(Given problem): Look through the records below and collect all lines that hold the string "Events".
----- Extracted data
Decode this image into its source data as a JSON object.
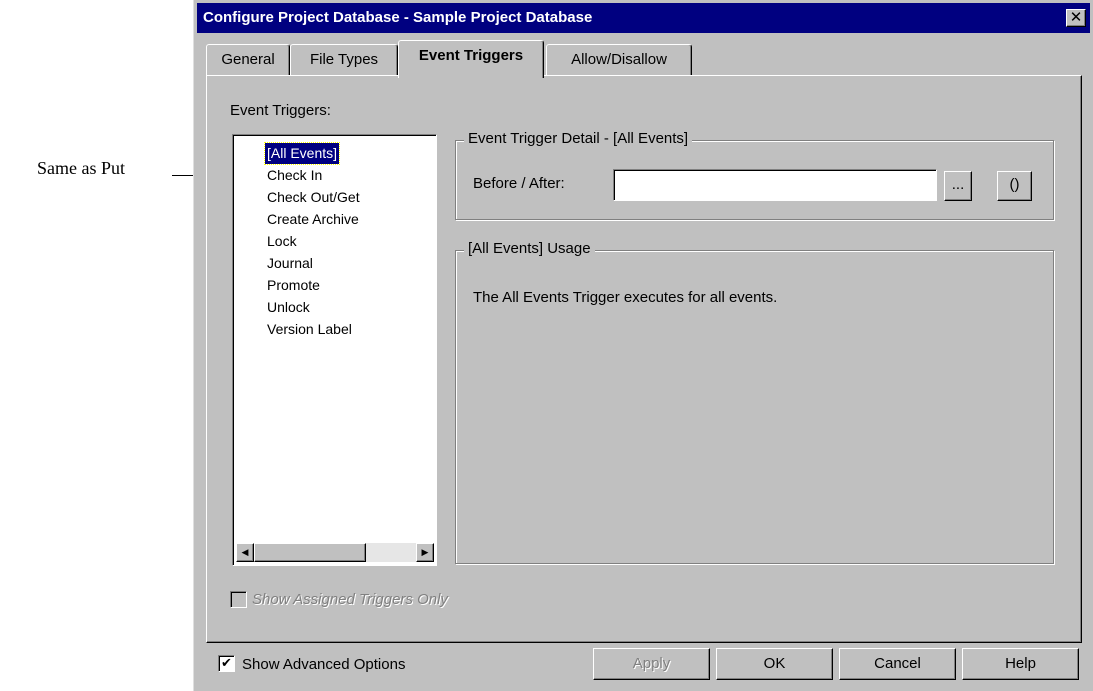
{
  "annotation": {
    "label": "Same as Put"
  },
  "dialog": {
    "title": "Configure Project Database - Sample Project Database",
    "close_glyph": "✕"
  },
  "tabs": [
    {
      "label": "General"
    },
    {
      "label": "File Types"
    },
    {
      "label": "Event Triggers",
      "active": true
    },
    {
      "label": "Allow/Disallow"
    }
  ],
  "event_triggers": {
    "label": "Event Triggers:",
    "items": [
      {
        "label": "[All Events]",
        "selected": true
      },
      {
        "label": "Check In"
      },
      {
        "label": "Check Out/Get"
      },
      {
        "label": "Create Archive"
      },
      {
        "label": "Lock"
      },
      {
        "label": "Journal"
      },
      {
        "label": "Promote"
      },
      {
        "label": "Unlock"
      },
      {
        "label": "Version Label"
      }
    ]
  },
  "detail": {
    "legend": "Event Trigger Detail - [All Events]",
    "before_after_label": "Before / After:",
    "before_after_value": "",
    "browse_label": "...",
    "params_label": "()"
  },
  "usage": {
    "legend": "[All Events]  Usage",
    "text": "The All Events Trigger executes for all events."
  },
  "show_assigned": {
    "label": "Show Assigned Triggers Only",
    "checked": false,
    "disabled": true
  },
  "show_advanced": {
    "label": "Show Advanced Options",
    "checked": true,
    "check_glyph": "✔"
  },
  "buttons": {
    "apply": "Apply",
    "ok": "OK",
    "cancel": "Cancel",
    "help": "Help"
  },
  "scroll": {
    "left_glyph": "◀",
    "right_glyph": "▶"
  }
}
----------
(Final result):
        "label": "[All Events]",
    "legend": "Event Trigger Detail - [All Events]",
    "legend": "[All Events]  Usage",
    "text": "The All Events Trigger executes for all events."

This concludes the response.